§ **Chart and figure data**
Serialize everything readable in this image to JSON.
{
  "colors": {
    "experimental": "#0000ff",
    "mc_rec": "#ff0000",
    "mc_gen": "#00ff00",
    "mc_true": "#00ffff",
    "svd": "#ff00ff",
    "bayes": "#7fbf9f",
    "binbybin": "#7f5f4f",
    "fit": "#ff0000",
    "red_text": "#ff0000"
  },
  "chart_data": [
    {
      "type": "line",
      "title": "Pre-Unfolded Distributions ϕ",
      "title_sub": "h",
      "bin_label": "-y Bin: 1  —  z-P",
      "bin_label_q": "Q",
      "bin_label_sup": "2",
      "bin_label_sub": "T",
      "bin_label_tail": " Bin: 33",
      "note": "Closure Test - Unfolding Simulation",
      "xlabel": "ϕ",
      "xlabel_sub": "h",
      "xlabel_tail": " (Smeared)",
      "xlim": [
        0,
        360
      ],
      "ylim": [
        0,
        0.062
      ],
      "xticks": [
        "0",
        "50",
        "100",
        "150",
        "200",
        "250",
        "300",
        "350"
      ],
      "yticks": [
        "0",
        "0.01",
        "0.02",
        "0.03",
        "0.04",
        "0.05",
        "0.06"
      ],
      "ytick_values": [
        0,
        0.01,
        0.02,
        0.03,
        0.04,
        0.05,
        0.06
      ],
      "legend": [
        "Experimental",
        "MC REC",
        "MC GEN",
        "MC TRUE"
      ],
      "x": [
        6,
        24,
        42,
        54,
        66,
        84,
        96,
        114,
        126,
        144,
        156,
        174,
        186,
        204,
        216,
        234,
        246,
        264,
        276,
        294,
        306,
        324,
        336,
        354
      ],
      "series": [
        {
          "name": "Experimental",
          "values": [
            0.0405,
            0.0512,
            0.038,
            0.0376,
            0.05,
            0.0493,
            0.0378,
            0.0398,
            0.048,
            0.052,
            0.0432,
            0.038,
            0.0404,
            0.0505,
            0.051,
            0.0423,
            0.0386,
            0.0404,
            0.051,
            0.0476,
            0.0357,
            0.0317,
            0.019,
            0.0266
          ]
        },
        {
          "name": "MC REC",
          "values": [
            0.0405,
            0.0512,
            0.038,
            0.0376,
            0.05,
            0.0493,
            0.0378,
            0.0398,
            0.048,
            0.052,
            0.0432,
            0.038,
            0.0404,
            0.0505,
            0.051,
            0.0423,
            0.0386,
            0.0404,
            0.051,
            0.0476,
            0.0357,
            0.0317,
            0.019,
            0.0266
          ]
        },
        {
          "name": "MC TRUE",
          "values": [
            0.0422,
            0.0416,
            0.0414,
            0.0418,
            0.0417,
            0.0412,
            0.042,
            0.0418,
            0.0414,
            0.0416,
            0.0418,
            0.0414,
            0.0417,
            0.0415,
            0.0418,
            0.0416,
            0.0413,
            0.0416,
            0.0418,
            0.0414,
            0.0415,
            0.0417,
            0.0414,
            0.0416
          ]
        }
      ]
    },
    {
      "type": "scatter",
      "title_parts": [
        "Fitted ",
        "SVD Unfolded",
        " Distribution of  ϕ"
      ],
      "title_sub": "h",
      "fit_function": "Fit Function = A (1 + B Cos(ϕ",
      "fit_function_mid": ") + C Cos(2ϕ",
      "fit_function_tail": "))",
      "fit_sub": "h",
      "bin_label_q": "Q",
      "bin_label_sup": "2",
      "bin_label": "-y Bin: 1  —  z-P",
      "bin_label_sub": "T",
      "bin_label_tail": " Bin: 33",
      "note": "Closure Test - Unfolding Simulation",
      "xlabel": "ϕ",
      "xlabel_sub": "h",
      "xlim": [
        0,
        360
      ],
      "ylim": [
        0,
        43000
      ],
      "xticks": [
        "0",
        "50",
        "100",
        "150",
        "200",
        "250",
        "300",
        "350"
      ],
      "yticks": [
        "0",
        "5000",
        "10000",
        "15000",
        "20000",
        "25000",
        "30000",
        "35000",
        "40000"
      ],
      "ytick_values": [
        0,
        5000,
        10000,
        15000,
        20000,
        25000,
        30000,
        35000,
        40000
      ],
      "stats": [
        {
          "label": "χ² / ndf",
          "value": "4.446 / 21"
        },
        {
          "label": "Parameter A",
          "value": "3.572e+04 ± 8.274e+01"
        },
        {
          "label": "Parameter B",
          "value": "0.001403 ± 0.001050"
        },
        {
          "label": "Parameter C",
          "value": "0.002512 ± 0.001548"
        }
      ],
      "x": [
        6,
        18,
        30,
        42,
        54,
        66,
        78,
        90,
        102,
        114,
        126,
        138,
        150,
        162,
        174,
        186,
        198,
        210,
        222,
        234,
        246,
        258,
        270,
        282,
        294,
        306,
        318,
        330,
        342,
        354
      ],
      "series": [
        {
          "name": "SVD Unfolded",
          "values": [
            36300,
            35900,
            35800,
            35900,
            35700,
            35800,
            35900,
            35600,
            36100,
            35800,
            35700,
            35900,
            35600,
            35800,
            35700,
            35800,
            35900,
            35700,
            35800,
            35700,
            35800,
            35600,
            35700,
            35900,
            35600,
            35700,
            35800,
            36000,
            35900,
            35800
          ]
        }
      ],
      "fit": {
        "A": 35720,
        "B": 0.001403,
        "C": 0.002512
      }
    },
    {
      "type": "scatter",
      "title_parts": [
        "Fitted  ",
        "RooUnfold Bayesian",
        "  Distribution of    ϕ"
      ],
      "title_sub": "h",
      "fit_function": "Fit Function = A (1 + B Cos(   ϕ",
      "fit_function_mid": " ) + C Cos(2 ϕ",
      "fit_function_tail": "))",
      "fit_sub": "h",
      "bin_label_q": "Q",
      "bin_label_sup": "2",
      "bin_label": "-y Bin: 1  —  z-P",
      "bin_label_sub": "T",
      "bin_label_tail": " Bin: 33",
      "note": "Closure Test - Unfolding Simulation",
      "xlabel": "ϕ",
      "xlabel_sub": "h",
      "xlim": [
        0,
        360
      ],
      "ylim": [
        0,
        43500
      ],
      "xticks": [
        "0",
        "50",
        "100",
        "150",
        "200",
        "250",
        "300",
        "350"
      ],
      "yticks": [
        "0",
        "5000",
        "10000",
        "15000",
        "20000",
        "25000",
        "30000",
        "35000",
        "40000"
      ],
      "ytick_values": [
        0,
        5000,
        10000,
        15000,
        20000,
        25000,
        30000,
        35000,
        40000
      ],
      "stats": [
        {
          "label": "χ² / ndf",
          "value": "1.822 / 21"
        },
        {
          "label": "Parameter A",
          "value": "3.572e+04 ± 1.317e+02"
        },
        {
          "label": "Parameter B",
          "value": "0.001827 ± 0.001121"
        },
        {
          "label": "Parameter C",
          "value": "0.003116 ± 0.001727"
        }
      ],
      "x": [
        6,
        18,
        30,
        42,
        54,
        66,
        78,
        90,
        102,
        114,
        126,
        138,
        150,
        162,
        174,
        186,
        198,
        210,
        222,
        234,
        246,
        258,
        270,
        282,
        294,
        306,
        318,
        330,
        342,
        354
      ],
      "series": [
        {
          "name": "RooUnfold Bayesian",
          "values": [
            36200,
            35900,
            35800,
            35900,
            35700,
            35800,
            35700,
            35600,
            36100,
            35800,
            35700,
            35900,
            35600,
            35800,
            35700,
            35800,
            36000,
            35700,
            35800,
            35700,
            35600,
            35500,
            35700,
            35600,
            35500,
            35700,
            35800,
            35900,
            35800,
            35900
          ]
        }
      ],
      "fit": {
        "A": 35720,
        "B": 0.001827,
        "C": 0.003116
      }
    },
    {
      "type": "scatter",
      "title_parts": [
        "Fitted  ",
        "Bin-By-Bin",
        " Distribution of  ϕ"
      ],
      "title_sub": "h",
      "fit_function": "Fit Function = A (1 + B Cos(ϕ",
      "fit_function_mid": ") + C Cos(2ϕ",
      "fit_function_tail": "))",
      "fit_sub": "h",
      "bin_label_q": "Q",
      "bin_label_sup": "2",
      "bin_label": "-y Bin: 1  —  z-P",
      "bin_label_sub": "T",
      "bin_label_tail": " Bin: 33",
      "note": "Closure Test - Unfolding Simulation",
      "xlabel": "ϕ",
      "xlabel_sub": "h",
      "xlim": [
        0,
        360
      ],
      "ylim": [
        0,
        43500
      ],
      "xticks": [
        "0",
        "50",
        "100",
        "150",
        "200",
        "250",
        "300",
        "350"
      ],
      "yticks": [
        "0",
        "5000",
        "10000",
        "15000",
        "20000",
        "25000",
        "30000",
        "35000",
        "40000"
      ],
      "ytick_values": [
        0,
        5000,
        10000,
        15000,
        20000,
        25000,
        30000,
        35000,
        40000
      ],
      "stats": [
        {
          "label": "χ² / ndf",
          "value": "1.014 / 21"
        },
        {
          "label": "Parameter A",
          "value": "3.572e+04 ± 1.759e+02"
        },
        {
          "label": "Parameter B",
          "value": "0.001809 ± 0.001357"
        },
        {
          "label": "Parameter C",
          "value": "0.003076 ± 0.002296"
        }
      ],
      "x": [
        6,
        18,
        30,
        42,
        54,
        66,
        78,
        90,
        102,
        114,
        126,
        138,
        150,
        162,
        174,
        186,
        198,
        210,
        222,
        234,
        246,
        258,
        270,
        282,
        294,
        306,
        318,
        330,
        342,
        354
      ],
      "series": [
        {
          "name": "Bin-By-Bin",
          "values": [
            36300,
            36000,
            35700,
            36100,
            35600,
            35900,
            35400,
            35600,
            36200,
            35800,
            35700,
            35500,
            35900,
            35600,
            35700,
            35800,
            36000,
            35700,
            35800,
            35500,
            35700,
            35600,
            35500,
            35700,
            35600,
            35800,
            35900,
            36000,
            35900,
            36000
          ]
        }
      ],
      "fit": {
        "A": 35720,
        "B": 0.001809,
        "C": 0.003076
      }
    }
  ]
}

§ **What this task involves**
Check each line above for the word "RooUnfold" and give the number of lines that have it, nothing else.

§ **Task response**
2